(Dataset records)

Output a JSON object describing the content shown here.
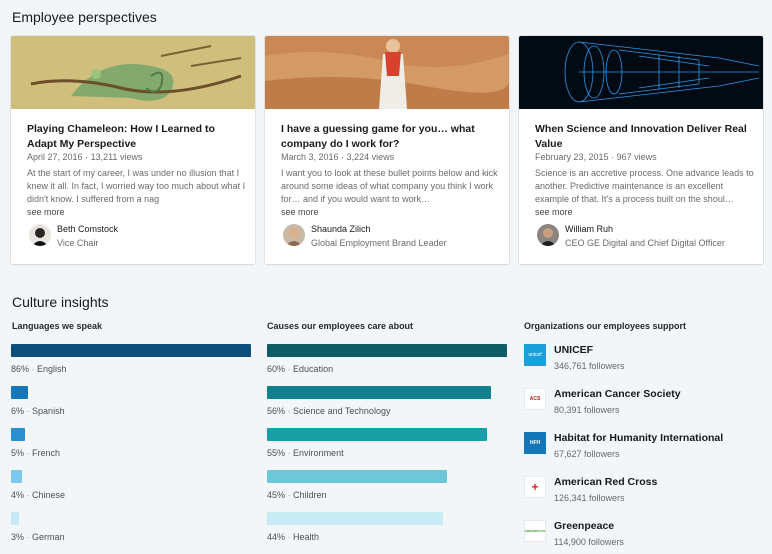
{
  "sections": {
    "perspectives_title": "Employee perspectives",
    "culture_title": "Culture insights"
  },
  "cards": [
    {
      "title": "Playing Chameleon: How I Learned to Adapt My Perspective",
      "date": "April 27, 2016",
      "views": "13,211 views",
      "excerpt": "At the start of my career, I was under no illusion that I knew it all. In fact, I worried way too much about what I didn't know. I suffered from a nag",
      "more": "see more",
      "author": "Beth Comstock",
      "role": "Vice Chair"
    },
    {
      "title": "I have a guessing game for you… what company do I work for?",
      "date": "March 3, 2016",
      "views": "3,224 views",
      "excerpt": "I want you to look at these bullet points below and kick around some ideas of what company you think I work for… and if you would want to work…",
      "more": "see more",
      "author": "Shaunda Zilich",
      "role": "Global Employment Brand Leader"
    },
    {
      "title": "When Science and Innovation Deliver Real Value",
      "date": "February 23, 2015",
      "views": "967 views",
      "excerpt": "Science is an accretive process. One advance leads to another. Predictive maintenance is an excellent example of that. It's a process built on the shoul…",
      "more": "see more",
      "author": "William Ruh",
      "role": "CEO GE Digital and Chief Digital Officer"
    }
  ],
  "languages": {
    "heading": "Languages we speak",
    "items": [
      {
        "pct": "86%",
        "label": "English",
        "value": 86
      },
      {
        "pct": "6%",
        "label": "Spanish",
        "value": 6
      },
      {
        "pct": "5%",
        "label": "French",
        "value": 5
      },
      {
        "pct": "4%",
        "label": "Chinese",
        "value": 4
      },
      {
        "pct": "3%",
        "label": "German",
        "value": 3
      }
    ]
  },
  "causes": {
    "heading": "Causes our employees care about",
    "items": [
      {
        "pct": "60%",
        "label": "Education",
        "value": 60
      },
      {
        "pct": "56%",
        "label": "Science and Technology",
        "value": 56
      },
      {
        "pct": "55%",
        "label": "Environment",
        "value": 55
      },
      {
        "pct": "45%",
        "label": "Children",
        "value": 45
      },
      {
        "pct": "44%",
        "label": "Health",
        "value": 44
      }
    ]
  },
  "organizations": {
    "heading": "Organizations our employees support",
    "items": [
      {
        "name": "UNICEF",
        "followers": "346,761 followers",
        "logo_text": "unicef"
      },
      {
        "name": "American Cancer Society",
        "followers": "80,391 followers",
        "logo_text": "ACS"
      },
      {
        "name": "Habitat for Humanity International",
        "followers": "67,627 followers",
        "logo_text": "HFH"
      },
      {
        "name": "American Red Cross",
        "followers": "126,341 followers",
        "logo_text": "+"
      },
      {
        "name": "Greenpeace",
        "followers": "114,900 followers",
        "logo_text": "GREENPEACE"
      }
    ]
  },
  "separator": "·",
  "colors": {
    "lang_bars": [
      "#0b4f7c",
      "#1478b8",
      "#2a8fd0",
      "#7cc8ec",
      "#c6e8f7"
    ],
    "cause_bars": [
      "#0e5c66",
      "#10808c",
      "#1a9ea6",
      "#6ec7d6",
      "#c8ecf3"
    ]
  }
}
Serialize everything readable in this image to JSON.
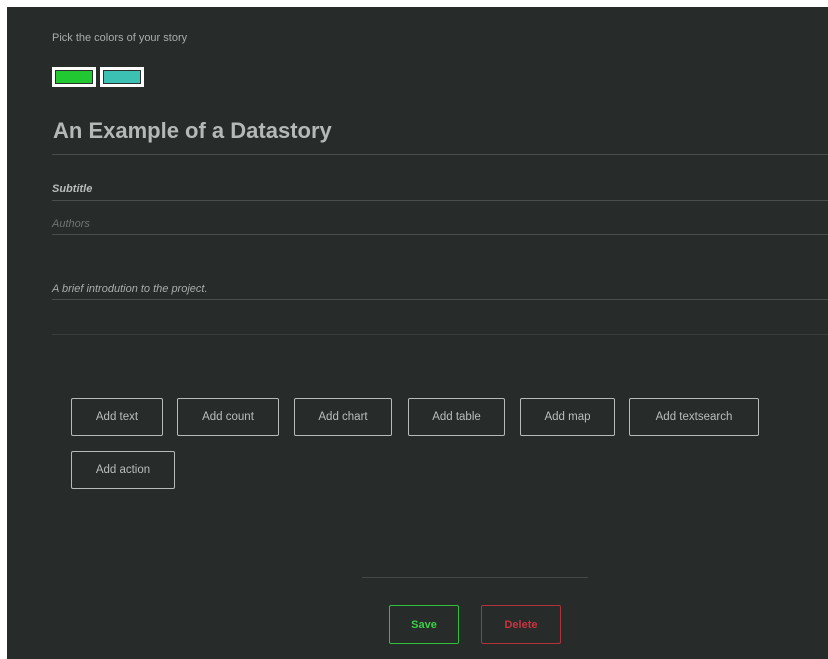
{
  "colors": {
    "label": "Pick the colors of your story",
    "primary": "#22c832",
    "secondary": "#3dc0b4",
    "background": "#272b2a",
    "save": "#3ccf47",
    "delete": "#c8343e"
  },
  "story": {
    "title": "An Example of a Datastory",
    "subtitle_placeholder": "Subtitle",
    "authors_placeholder": "Authors",
    "intro_placeholder": "A brief introdution to the project."
  },
  "add_buttons": [
    "Add text",
    "Add count",
    "Add chart",
    "Add table",
    "Add map",
    "Add textsearch",
    "Add action"
  ],
  "footer": {
    "save_label": "Save",
    "delete_label": "Delete"
  }
}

What is required:
Quote the listing above in full, except for the pictures.

Task answer:
Output a JSON object describing the content shown here.
{
  "sections": {
    "perspectives_title": "Employee perspectives",
    "culture_title": "Culture insights"
  },
  "cards": [
    {
      "title": "Playing Chameleon: How I Learned to Adapt My Perspective",
      "date": "April 27, 2016",
      "views": "13,211 views",
      "excerpt": "At the start of my career, I was under no illusion that I knew it all. In fact, I worried way too much about what I didn't know. I suffered from a nag",
      "more": "see more",
      "author": "Beth Comstock",
      "role": "Vice Chair"
    },
    {
      "title": "I have a guessing game for you… what company do I work for?",
      "date": "March 3, 2016",
      "views": "3,224 views",
      "excerpt": "I want you to look at these bullet points below and kick around some ideas of what company you think I work for… and if you would want to work…",
      "more": "see more",
      "author": "Shaunda Zilich",
      "role": "Global Employment Brand Leader"
    },
    {
      "title": "When Science and Innovation Deliver Real Value",
      "date": "February 23, 2015",
      "views": "967 views",
      "excerpt": "Science is an accretive process. One advance leads to another. Predictive maintenance is an excellent example of that. It's a process built on the shoul…",
      "more": "see more",
      "author": "William Ruh",
      "role": "CEO GE Digital and Chief Digital Officer"
    }
  ],
  "languages": {
    "heading": "Languages we speak",
    "items": [
      {
        "pct": "86%",
        "label": "English",
        "value": 86
      },
      {
        "pct": "6%",
        "label": "Spanish",
        "value": 6
      },
      {
        "pct": "5%",
        "label": "French",
        "value": 5
      },
      {
        "pct": "4%",
        "label": "Chinese",
        "value": 4
      },
      {
        "pct": "3%",
        "label": "German",
        "value": 3
      }
    ]
  },
  "causes": {
    "heading": "Causes our employees care about",
    "items": [
      {
        "pct": "60%",
        "label": "Education",
        "value": 60
      },
      {
        "pct": "56%",
        "label": "Science and Technology",
        "value": 56
      },
      {
        "pct": "55%",
        "label": "Environment",
        "value": 55
      },
      {
        "pct": "45%",
        "label": "Children",
        "value": 45
      },
      {
        "pct": "44%",
        "label": "Health",
        "value": 44
      }
    ]
  },
  "organizations": {
    "heading": "Organizations our employees support",
    "items": [
      {
        "name": "UNICEF",
        "followers": "346,761 followers",
        "logo_text": "unicef"
      },
      {
        "name": "American Cancer Society",
        "followers": "80,391 followers",
        "logo_text": "ACS"
      },
      {
        "name": "Habitat for Humanity International",
        "followers": "67,627 followers",
        "logo_text": "HFH"
      },
      {
        "name": "American Red Cross",
        "followers": "126,341 followers",
        "logo_text": "+"
      },
      {
        "name": "Greenpeace",
        "followers": "114,900 followers",
        "logo_text": "GREENPEACE"
      }
    ]
  },
  "separator": "·",
  "colors": {
    "lang_bars": [
      "#0b4f7c",
      "#1478b8",
      "#2a8fd0",
      "#7cc8ec",
      "#c6e8f7"
    ],
    "cause_bars": [
      "#0e5c66",
      "#10808c",
      "#1a9ea6",
      "#6ec7d6",
      "#c8ecf3"
    ]
  }
}
Serialize everything readable in this image to JSON.
{
  "colors": {
    "label": "Pick the colors of your story",
    "primary": "#22c832",
    "secondary": "#3dc0b4",
    "background": "#272b2a",
    "save": "#3ccf47",
    "delete": "#c8343e"
  },
  "story": {
    "title": "An Example of a Datastory",
    "subtitle_placeholder": "Subtitle",
    "authors_placeholder": "Authors",
    "intro_placeholder": "A brief introdution to the project."
  },
  "add_buttons": [
    "Add text",
    "Add count",
    "Add chart",
    "Add table",
    "Add map",
    "Add textsearch",
    "Add action"
  ],
  "footer": {
    "save_label": "Save",
    "delete_label": "Delete"
  }
}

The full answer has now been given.